**TASK TO CARRY OUT**
Scan the material for the word "Altitude", and copy each line where it shows up.

━━━━━━━━━━

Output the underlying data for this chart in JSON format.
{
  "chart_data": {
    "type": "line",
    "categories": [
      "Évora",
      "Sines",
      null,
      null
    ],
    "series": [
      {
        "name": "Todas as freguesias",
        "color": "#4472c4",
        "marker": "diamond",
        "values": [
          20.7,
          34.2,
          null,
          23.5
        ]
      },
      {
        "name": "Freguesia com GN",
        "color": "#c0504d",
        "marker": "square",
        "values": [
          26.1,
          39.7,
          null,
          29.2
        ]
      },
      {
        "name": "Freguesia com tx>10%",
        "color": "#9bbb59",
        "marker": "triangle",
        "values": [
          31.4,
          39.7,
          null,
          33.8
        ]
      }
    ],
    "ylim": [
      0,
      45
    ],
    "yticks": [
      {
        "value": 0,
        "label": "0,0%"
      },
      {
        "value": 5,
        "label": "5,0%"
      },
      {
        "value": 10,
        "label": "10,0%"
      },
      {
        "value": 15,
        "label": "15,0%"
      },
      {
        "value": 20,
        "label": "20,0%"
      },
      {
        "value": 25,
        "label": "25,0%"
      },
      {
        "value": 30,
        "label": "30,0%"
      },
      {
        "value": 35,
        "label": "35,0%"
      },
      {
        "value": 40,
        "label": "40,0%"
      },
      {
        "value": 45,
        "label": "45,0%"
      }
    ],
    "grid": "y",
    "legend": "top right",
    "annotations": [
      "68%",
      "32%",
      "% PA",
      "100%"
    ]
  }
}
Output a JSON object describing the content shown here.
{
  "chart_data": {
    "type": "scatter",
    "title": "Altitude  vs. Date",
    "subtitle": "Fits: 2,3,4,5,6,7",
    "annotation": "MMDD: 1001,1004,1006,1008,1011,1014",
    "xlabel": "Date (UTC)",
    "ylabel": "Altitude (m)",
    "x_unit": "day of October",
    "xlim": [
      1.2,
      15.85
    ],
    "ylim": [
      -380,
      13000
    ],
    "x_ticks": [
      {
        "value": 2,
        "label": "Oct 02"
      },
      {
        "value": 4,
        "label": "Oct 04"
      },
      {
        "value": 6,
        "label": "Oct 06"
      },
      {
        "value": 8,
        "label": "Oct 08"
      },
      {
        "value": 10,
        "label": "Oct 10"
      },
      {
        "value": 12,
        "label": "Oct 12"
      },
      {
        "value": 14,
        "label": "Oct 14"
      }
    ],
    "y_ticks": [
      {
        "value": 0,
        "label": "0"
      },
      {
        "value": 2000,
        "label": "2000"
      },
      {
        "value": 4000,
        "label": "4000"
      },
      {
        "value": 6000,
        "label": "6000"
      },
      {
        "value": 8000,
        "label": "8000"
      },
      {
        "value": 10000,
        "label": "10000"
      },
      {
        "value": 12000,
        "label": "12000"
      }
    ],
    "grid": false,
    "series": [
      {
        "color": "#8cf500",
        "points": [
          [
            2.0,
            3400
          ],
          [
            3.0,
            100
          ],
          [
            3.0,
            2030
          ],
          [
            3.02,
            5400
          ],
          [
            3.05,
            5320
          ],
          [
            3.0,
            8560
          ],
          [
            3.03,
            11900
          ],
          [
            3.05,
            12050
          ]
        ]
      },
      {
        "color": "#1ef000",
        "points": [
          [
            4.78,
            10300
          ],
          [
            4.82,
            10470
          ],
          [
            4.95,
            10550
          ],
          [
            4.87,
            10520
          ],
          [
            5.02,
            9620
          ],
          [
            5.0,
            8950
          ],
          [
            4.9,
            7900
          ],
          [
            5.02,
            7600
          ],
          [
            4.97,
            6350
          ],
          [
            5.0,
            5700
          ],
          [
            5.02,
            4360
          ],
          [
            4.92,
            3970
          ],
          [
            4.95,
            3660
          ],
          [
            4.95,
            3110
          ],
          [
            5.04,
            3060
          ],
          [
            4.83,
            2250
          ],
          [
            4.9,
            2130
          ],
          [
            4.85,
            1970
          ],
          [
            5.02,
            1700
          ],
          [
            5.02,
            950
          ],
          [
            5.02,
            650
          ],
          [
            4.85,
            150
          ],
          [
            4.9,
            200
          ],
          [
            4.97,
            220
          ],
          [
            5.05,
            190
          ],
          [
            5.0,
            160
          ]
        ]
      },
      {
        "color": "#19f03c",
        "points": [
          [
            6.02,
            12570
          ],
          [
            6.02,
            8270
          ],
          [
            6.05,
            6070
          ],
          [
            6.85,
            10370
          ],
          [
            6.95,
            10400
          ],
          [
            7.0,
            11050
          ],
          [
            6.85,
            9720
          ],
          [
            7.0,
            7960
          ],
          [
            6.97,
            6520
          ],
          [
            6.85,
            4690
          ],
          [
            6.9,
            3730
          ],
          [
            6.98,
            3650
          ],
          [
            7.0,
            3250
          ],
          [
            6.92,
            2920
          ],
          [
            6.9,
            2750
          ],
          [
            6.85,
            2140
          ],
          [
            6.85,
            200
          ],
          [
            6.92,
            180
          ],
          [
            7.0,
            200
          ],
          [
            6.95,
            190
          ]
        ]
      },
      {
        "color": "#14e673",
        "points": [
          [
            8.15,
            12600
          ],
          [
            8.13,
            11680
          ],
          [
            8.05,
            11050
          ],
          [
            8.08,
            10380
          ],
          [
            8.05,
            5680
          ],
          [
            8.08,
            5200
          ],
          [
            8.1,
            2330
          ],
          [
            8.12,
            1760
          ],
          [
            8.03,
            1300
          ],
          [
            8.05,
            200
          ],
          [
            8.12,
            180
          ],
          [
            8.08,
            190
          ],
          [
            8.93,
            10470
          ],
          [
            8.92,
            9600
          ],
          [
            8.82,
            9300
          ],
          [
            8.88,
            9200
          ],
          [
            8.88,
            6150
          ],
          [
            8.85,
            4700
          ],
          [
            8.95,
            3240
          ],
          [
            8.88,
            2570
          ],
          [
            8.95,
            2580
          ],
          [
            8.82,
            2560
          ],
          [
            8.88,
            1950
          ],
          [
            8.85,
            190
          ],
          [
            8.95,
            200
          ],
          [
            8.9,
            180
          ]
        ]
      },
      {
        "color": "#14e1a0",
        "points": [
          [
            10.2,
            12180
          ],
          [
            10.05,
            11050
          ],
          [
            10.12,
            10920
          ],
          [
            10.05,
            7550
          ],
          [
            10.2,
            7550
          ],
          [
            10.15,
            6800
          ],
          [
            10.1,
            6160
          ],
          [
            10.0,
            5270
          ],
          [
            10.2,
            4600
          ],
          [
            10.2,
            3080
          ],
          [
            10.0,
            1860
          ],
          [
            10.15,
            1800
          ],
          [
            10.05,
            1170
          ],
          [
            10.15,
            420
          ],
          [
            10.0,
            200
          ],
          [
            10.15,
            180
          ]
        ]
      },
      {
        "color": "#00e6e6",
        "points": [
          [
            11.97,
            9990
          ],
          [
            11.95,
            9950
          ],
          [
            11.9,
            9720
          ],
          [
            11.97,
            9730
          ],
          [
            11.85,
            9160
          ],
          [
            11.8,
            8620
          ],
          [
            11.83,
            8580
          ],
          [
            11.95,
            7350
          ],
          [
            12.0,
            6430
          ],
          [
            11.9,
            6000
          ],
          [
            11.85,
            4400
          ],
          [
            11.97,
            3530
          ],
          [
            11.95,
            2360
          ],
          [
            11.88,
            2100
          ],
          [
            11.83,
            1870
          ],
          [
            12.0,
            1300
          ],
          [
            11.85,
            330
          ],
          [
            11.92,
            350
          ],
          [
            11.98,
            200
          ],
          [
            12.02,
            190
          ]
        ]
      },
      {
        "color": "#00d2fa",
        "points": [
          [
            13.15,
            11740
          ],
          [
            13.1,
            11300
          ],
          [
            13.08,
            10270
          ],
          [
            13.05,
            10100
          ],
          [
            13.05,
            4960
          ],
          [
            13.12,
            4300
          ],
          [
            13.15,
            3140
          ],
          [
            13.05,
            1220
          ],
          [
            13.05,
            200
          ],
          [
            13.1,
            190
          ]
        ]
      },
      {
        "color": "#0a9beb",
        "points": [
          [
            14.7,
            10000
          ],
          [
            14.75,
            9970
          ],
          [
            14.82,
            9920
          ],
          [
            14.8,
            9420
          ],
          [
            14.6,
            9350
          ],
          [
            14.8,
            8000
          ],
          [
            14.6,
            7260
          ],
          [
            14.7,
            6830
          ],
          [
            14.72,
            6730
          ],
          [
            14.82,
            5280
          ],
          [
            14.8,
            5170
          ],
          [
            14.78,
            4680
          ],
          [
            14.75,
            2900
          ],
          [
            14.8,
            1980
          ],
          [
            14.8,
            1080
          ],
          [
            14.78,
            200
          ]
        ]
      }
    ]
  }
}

━━━━━━━━━━

**RESULT OF THIS TASK**
    "title": "Altitude  vs. Date",
    "ylabel": "Altitude (m)",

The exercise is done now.